-- Start Supplied records --
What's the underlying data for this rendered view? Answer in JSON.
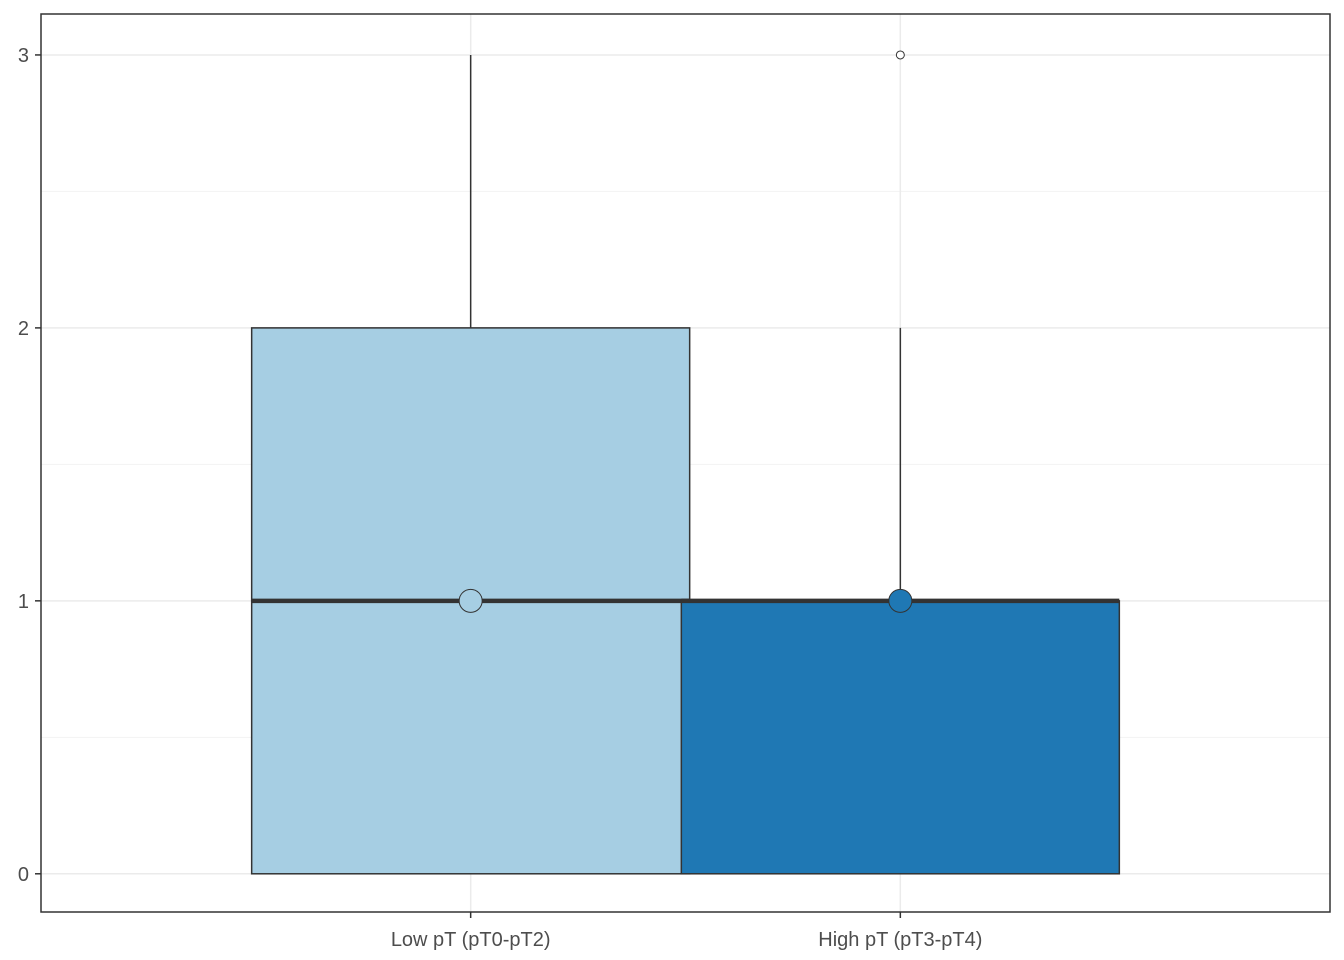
{
  "chart_data": {
    "type": "box",
    "title": "",
    "xlabel": "",
    "ylabel": "",
    "categories": [
      "Low pT (pT0-pT2)",
      "High pT (pT3-pT4)"
    ],
    "ylim": [
      -0.14,
      3.15
    ],
    "yticks": [
      0,
      1,
      2,
      3
    ],
    "grid": true,
    "legend": "none",
    "boxes": [
      {
        "category": "Low pT (pT0-pT2)",
        "q1": 0,
        "median": 1,
        "q3": 2,
        "whisker_low": 0,
        "whisker_high": 3,
        "mean": 1,
        "outliers": [],
        "fill": "#a6cee3"
      },
      {
        "category": "High pT (pT3-pT4)",
        "q1": 0,
        "median": 1,
        "q3": 1,
        "whisker_low": 0,
        "whisker_high": 2,
        "mean": 1,
        "outliers": [
          3
        ],
        "fill": "#1f78b4"
      }
    ],
    "colors": {
      "grid_major": "#ebebeb",
      "grid_minor": "#f2f2f2",
      "axis_text": "#4d4d4d",
      "line": "#333333"
    }
  }
}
-- End Supplied records --
What you need to do: Quote the data above in full, leaving out the pictures it holds.

Solved problem:
What's the underlying data for this rendered view? Answer in JSON.
{
  "chart_data": {
    "type": "box",
    "title": "",
    "xlabel": "",
    "ylabel": "",
    "categories": [
      "Low pT (pT0-pT2)",
      "High pT (pT3-pT4)"
    ],
    "ylim": [
      -0.14,
      3.15
    ],
    "yticks": [
      0,
      1,
      2,
      3
    ],
    "grid": true,
    "legend": "none",
    "boxes": [
      {
        "category": "Low pT (pT0-pT2)",
        "q1": 0,
        "median": 1,
        "q3": 2,
        "whisker_low": 0,
        "whisker_high": 3,
        "mean": 1,
        "outliers": [],
        "fill": "#a6cee3"
      },
      {
        "category": "High pT (pT3-pT4)",
        "q1": 0,
        "median": 1,
        "q3": 1,
        "whisker_low": 0,
        "whisker_high": 2,
        "mean": 1,
        "outliers": [
          3
        ],
        "fill": "#1f78b4"
      }
    ],
    "colors": {
      "grid_major": "#ebebeb",
      "grid_minor": "#f2f2f2",
      "axis_text": "#4d4d4d",
      "line": "#333333"
    }
  }
}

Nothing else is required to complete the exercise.